* begin DATASET RECORDS *
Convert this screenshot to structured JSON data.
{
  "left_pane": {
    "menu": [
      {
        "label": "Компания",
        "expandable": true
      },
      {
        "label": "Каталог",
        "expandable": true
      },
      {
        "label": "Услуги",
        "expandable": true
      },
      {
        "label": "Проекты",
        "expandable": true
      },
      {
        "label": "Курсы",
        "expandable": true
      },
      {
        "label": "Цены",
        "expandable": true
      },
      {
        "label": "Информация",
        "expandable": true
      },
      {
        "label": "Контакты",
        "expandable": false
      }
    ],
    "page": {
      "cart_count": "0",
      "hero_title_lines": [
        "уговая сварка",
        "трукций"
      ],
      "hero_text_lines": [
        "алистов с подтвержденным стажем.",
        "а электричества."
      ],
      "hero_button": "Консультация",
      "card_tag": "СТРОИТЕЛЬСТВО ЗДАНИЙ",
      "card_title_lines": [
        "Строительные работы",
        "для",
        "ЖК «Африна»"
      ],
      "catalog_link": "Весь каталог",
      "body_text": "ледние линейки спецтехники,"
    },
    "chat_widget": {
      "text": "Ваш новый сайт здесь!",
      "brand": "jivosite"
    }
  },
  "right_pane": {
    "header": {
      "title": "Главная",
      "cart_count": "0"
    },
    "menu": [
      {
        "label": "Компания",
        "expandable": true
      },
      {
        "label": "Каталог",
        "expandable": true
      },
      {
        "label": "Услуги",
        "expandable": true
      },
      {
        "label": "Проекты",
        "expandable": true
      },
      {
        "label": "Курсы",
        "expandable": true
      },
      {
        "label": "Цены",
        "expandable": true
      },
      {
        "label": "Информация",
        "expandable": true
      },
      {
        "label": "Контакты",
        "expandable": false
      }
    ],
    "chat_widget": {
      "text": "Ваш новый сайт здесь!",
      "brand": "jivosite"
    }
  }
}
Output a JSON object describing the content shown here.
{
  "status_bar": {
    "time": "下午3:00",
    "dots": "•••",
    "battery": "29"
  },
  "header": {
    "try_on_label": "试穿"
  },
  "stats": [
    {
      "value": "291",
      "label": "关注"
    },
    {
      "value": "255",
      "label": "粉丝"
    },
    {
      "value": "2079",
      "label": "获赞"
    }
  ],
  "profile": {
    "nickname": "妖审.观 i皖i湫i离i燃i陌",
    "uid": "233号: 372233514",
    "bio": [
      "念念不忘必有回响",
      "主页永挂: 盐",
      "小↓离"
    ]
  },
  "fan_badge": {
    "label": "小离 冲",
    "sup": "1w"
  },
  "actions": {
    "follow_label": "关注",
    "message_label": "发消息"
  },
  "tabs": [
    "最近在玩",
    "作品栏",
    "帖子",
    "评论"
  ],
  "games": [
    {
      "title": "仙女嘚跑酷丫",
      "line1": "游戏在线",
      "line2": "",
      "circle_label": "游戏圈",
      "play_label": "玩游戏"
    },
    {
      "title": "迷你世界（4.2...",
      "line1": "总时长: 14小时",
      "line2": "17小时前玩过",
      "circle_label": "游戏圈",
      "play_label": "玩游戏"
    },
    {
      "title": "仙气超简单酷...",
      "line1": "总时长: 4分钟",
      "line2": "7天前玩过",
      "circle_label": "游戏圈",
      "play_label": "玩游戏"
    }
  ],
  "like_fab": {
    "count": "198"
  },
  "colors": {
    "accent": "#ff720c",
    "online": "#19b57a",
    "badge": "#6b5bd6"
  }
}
* end DATASET RECORDS *
Write out every entry exactly as given.

» **FINISHED ANSWER**:
Convert this screenshot to structured JSON data.
{
  "left_pane": {
    "menu": [
      {
        "label": "Компания",
        "expandable": true
      },
      {
        "label": "Каталог",
        "expandable": true
      },
      {
        "label": "Услуги",
        "expandable": true
      },
      {
        "label": "Проекты",
        "expandable": true
      },
      {
        "label": "Курсы",
        "expandable": true
      },
      {
        "label": "Цены",
        "expandable": true
      },
      {
        "label": "Информация",
        "expandable": true
      },
      {
        "label": "Контакты",
        "expandable": false
      }
    ],
    "page": {
      "cart_count": "0",
      "hero_title_lines": [
        "уговая сварка",
        "трукций"
      ],
      "hero_text_lines": [
        "алистов с подтвержденным стажем.",
        "а электричества."
      ],
      "hero_button": "Консультация",
      "card_tag": "СТРОИТЕЛЬСТВО ЗДАНИЙ",
      "card_title_lines": [
        "Строительные работы",
        "для",
        "ЖК «Африна»"
      ],
      "catalog_link": "Весь каталог",
      "body_text": "ледние линейки спецтехники,"
    },
    "chat_widget": {
      "text": "Ваш новый сайт здесь!",
      "brand": "jivosite"
    }
  },
  "right_pane": {
    "header": {
      "title": "Главная",
      "cart_count": "0"
    },
    "menu": [
      {
        "label": "Компания",
        "expandable": true
      },
      {
        "label": "Каталог",
        "expandable": true
      },
      {
        "label": "Услуги",
        "expandable": true
      },
      {
        "label": "Проекты",
        "expandable": true
      },
      {
        "label": "Курсы",
        "expandable": true
      },
      {
        "label": "Цены",
        "expandable": true
      },
      {
        "label": "Информация",
        "expandable": true
      },
      {
        "label": "Контакты",
        "expandable": false
      }
    ],
    "chat_widget": {
      "text": "Ваш новый сайт здесь!",
      "brand": "jivosite"
    }
  }
}
Output a JSON object describing the content shown here.
{
  "status_bar": {
    "time": "下午3:00",
    "dots": "•••",
    "battery": "29"
  },
  "header": {
    "try_on_label": "试穿"
  },
  "stats": [
    {
      "value": "291",
      "label": "关注"
    },
    {
      "value": "255",
      "label": "粉丝"
    },
    {
      "value": "2079",
      "label": "获赞"
    }
  ],
  "profile": {
    "nickname": "妖审.观 i皖i湫i离i燃i陌",
    "uid": "233号: 372233514",
    "bio": [
      "念念不忘必有回响",
      "主页永挂: 盐",
      "小↓离"
    ]
  },
  "fan_badge": {
    "label": "小离 冲",
    "sup": "1w"
  },
  "actions": {
    "follow_label": "关注",
    "message_label": "发消息"
  },
  "tabs": [
    "最近在玩",
    "作品栏",
    "帖子",
    "评论"
  ],
  "games": [
    {
      "title": "仙女嘚跑酷丫",
      "line1": "游戏在线",
      "line2": "",
      "circle_label": "游戏圈",
      "play_label": "玩游戏"
    },
    {
      "title": "迷你世界（4.2...",
      "line1": "总时长: 14小时",
      "line2": "17小时前玩过",
      "circle_label": "游戏圈",
      "play_label": "玩游戏"
    },
    {
      "title": "仙气超简单酷...",
      "line1": "总时长: 4分钟",
      "line2": "7天前玩过",
      "circle_label": "游戏圈",
      "play_label": "玩游戏"
    }
  ],
  "like_fab": {
    "count": "198"
  },
  "colors": {
    "accent": "#ff720c",
    "online": "#19b57a",
    "badge": "#6b5bd6"
  }
}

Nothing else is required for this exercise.